**WHAT YOU WILL DO:**
Within this material, how many lines have the string "name" in them? The answer is a number, with nothing added.

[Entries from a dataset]
###

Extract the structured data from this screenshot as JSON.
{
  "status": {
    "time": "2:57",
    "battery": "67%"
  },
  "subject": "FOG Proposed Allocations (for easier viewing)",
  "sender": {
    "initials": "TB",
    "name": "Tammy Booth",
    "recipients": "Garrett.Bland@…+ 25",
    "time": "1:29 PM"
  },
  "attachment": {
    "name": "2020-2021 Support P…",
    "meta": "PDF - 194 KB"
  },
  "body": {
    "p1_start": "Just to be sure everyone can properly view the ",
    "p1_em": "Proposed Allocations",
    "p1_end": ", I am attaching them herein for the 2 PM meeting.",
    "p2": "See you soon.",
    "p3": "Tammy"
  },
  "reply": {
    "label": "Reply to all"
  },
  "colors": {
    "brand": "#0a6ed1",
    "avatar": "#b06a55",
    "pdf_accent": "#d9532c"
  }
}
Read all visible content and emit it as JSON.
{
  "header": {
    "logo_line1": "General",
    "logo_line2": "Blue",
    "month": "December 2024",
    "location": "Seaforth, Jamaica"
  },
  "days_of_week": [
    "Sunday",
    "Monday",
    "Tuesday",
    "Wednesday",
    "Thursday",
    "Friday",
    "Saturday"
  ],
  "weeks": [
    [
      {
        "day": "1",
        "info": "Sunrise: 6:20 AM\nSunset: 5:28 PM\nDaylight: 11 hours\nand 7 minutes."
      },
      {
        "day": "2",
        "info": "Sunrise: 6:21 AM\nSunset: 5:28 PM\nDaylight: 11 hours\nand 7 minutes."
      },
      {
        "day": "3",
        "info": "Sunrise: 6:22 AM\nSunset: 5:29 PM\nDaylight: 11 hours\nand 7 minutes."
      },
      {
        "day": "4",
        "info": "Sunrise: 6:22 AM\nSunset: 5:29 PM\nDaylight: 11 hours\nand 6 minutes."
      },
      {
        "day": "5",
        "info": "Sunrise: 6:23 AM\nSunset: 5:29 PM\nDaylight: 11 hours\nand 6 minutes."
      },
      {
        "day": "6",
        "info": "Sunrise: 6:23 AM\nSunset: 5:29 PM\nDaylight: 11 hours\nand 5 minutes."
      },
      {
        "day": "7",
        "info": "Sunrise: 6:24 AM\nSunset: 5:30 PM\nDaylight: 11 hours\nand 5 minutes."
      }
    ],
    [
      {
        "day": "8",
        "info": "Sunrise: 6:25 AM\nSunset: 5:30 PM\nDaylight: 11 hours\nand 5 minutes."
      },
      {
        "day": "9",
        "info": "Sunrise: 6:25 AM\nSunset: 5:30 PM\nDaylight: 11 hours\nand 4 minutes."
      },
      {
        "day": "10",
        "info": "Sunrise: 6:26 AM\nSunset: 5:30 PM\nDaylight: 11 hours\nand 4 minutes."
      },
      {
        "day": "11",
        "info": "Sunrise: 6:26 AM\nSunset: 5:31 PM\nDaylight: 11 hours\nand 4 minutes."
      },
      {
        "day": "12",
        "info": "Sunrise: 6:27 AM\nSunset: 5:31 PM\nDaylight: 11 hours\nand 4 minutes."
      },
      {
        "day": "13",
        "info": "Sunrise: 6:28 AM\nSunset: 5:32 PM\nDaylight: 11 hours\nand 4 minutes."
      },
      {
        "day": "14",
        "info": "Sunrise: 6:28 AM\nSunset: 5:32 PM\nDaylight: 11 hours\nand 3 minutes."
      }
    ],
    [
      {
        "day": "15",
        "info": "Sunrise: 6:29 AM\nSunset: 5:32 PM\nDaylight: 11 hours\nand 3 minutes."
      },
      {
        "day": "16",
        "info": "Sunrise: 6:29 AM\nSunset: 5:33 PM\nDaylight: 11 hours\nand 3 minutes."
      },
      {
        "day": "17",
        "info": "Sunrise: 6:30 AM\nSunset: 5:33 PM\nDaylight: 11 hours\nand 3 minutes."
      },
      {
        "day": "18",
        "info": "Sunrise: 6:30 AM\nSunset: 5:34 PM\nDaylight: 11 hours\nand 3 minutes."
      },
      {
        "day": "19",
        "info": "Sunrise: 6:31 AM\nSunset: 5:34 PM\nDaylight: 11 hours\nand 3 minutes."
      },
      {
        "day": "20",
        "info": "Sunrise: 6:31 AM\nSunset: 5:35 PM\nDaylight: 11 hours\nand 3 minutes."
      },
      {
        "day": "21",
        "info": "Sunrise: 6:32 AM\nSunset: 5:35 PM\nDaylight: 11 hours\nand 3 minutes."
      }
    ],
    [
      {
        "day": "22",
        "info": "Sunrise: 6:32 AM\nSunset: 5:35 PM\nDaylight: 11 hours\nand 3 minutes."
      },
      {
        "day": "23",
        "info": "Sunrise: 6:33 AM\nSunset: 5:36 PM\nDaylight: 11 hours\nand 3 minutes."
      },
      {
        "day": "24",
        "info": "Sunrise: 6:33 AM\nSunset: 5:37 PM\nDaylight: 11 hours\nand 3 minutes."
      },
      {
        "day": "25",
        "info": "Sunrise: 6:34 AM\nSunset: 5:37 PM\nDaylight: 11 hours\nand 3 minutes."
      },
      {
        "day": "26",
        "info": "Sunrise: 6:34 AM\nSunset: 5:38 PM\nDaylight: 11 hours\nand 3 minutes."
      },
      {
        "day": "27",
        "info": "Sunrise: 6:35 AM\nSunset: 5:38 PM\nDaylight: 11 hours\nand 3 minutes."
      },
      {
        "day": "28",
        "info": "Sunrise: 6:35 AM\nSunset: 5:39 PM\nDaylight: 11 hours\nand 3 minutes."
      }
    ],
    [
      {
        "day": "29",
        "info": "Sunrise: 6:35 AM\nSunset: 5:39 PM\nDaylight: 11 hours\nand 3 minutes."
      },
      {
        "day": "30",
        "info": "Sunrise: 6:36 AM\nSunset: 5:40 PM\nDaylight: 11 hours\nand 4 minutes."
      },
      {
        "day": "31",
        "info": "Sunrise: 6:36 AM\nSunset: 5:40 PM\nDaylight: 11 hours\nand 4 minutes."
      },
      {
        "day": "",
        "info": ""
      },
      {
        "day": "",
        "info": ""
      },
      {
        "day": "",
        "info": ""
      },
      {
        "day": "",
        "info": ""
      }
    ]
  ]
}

###

**RESPONSE FOR THIS EXERCISE:**
2